◆ Extracted data ◆
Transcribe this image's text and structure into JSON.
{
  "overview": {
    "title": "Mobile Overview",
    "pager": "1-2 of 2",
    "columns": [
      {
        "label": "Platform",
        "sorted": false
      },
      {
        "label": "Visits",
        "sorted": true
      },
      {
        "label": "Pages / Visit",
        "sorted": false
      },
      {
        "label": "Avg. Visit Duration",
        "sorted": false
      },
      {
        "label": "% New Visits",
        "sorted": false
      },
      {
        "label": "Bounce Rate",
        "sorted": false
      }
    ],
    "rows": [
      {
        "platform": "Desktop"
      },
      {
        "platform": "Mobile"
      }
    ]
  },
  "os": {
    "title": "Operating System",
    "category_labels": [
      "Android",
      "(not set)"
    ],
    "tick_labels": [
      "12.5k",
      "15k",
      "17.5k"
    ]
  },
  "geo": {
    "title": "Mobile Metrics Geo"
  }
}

◆ Aim ◆
Quote the data in full, keeping each word unchanged.

◆ Exercise response ◆
Transcribe this image's text and structure into JSON.
{
  "overview": {
    "title": "Mobile Overview",
    "pager": "1-2 of 2",
    "columns": [
      {
        "label": "Platform",
        "sorted": false
      },
      {
        "label": "Visits",
        "sorted": true
      },
      {
        "label": "Pages / Visit",
        "sorted": false
      },
      {
        "label": "Avg. Visit Duration",
        "sorted": false
      },
      {
        "label": "% New Visits",
        "sorted": false
      },
      {
        "label": "Bounce Rate",
        "sorted": false
      }
    ],
    "rows": [
      {
        "platform": "Desktop"
      },
      {
        "platform": "Mobile"
      }
    ]
  },
  "os": {
    "title": "Operating System",
    "category_labels": [
      "Android",
      "(not set)"
    ],
    "tick_labels": [
      "12.5k",
      "15k",
      "17.5k"
    ]
  },
  "geo": {
    "title": "Mobile Metrics Geo"
  }
}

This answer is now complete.